| Exercise requirements |
Comb through the entries for "text" and pull out each line that holds it.

| Data extract |
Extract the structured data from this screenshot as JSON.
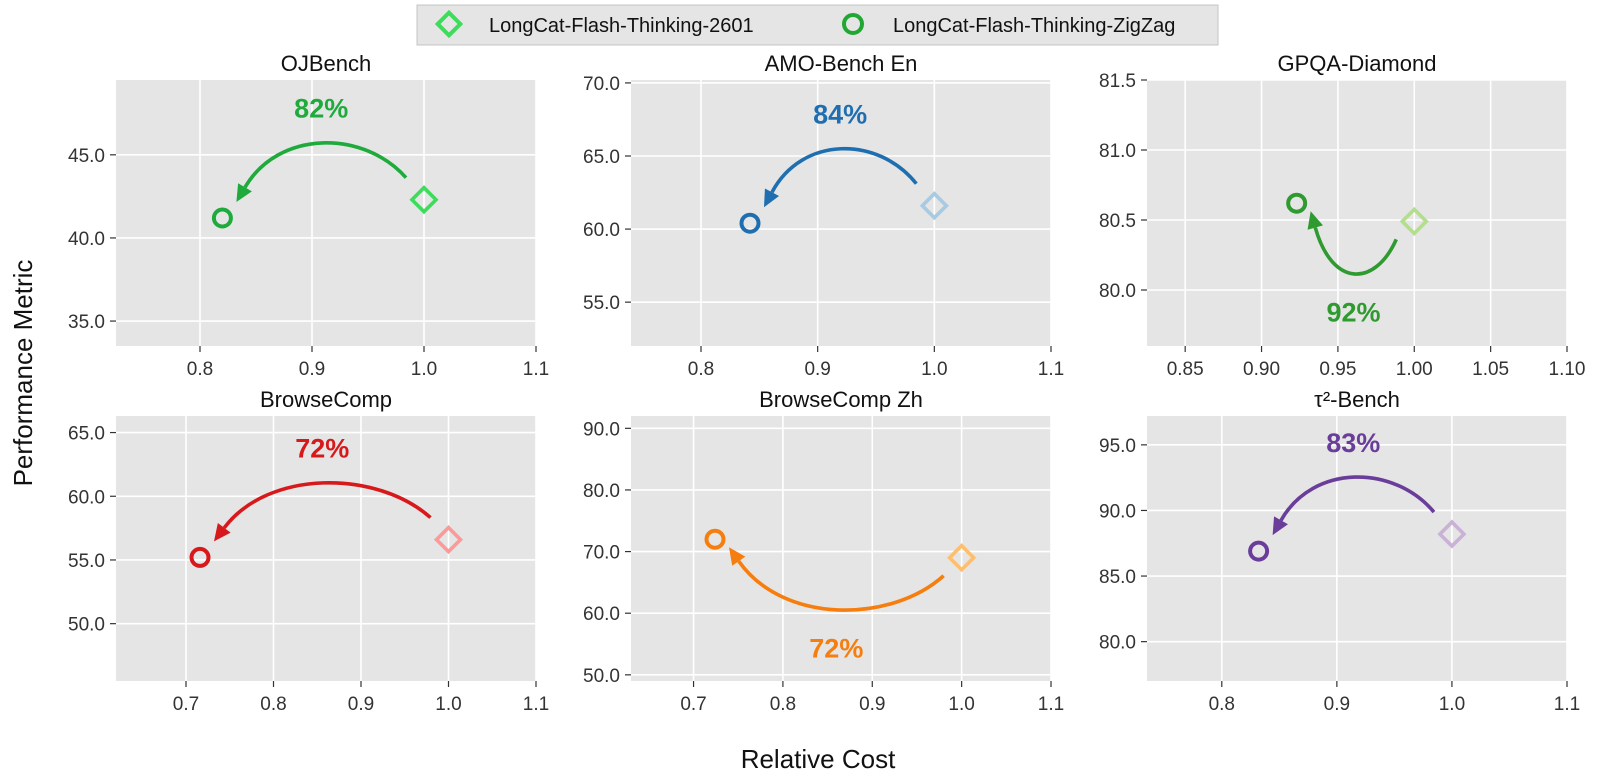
{
  "chart_data": {
    "type": "scatter",
    "xlabel": "Relative Cost",
    "ylabel": "Performance Metric",
    "legend": {
      "placement": "top-center",
      "entries": [
        {
          "label": "LongCat-Flash-Thinking-2601",
          "marker": "diamond",
          "color": "#3ddc5a"
        },
        {
          "label": "LongCat-Flash-Thinking-ZigZag",
          "marker": "circle",
          "color": "#22a832"
        }
      ]
    },
    "grid": true,
    "panels": [
      {
        "title": "OJBench",
        "xlim": [
          0.725,
          1.1
        ],
        "ylim": [
          33.5,
          49.5
        ],
        "xticks": [
          "0.8",
          "0.9",
          "1.0",
          "1.1"
        ],
        "yticks": [
          "35.0",
          "40.0",
          "45.0"
        ],
        "color_zigzag": "#1faa3c",
        "color_2601": "#3ddc5a",
        "points": {
          "LongCat-Flash-Thinking-2601": [
            1.0,
            42.3
          ],
          "LongCat-Flash-Thinking-ZigZag": [
            0.82,
            41.2
          ]
        },
        "annotation": {
          "text": "82%",
          "position": "above",
          "arrow_color": "#1faa3c"
        }
      },
      {
        "title": "AMO-Bench En",
        "xlim": [
          0.74,
          1.1
        ],
        "ylim": [
          52.0,
          70.2
        ],
        "xticks": [
          "0.8",
          "0.9",
          "1.0",
          "1.1"
        ],
        "yticks": [
          "55.0",
          "60.0",
          "65.0",
          "70.0"
        ],
        "color_zigzag": "#1f6fb0",
        "color_2601": "#a6cbe3",
        "points": {
          "LongCat-Flash-Thinking-2601": [
            1.0,
            61.6
          ],
          "LongCat-Flash-Thinking-ZigZag": [
            0.842,
            60.4
          ]
        },
        "annotation": {
          "text": "84%",
          "position": "above",
          "arrow_color": "#1f6fb0"
        }
      },
      {
        "title": "GPQA-Diamond",
        "xlim": [
          0.825,
          1.1
        ],
        "ylim": [
          79.6,
          81.5
        ],
        "xticks": [
          "0.85",
          "0.90",
          "0.95",
          "1.00",
          "1.05",
          "1.10"
        ],
        "yticks": [
          "80.0",
          "80.5",
          "81.0",
          "81.5"
        ],
        "color_zigzag": "#2f9a2f",
        "color_2601": "#b2df8a",
        "points": {
          "LongCat-Flash-Thinking-2601": [
            1.0,
            80.49
          ],
          "LongCat-Flash-Thinking-ZigZag": [
            0.923,
            80.62
          ]
        },
        "annotation": {
          "text": "92%",
          "position": "below",
          "arrow_color": "#2f9a2f"
        }
      },
      {
        "title": "BrowseComp",
        "xlim": [
          0.62,
          1.1
        ],
        "ylim": [
          45.5,
          66.3
        ],
        "xticks": [
          "0.7",
          "0.8",
          "0.9",
          "1.0",
          "1.1"
        ],
        "yticks": [
          "50.0",
          "55.0",
          "60.0",
          "65.0"
        ],
        "color_zigzag": "#d7191c",
        "color_2601": "#fb9a99",
        "points": {
          "LongCat-Flash-Thinking-2601": [
            1.0,
            56.6
          ],
          "LongCat-Flash-Thinking-ZigZag": [
            0.716,
            55.2
          ]
        },
        "annotation": {
          "text": "72%",
          "position": "above",
          "arrow_color": "#d7191c"
        }
      },
      {
        "title": "BrowseComp Zh",
        "xlim": [
          0.63,
          1.1
        ],
        "ylim": [
          49.0,
          92.0
        ],
        "xticks": [
          "0.7",
          "0.8",
          "0.9",
          "1.0",
          "1.1"
        ],
        "yticks": [
          "50.0",
          "60.0",
          "70.0",
          "80.0",
          "90.0"
        ],
        "color_zigzag": "#f57e0f",
        "color_2601": "#fdbf6f",
        "points": {
          "LongCat-Flash-Thinking-2601": [
            1.0,
            69.0
          ],
          "LongCat-Flash-Thinking-ZigZag": [
            0.724,
            72.0
          ]
        },
        "annotation": {
          "text": "72%",
          "position": "below",
          "arrow_color": "#f57e0f"
        }
      },
      {
        "title": "τ²-Bench",
        "xlim": [
          0.735,
          1.1
        ],
        "ylim": [
          77.0,
          97.2
        ],
        "xticks": [
          "0.8",
          "0.9",
          "1.0",
          "1.1"
        ],
        "yticks": [
          "80.0",
          "85.0",
          "90.0",
          "95.0"
        ],
        "color_zigzag": "#6a3d9a",
        "color_2601": "#cab2d6",
        "points": {
          "LongCat-Flash-Thinking-2601": [
            1.0,
            88.2
          ],
          "LongCat-Flash-Thinking-ZigZag": [
            0.832,
            86.9
          ]
        },
        "annotation": {
          "text": "83%",
          "position": "above",
          "arrow_color": "#6a3d9a"
        }
      }
    ]
  }
}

| Complete response |
          "text": "82%",
          "text": "84%",
          "text": "92%",
          "text": "72%",
          "text": "72%",
          "text": "83%",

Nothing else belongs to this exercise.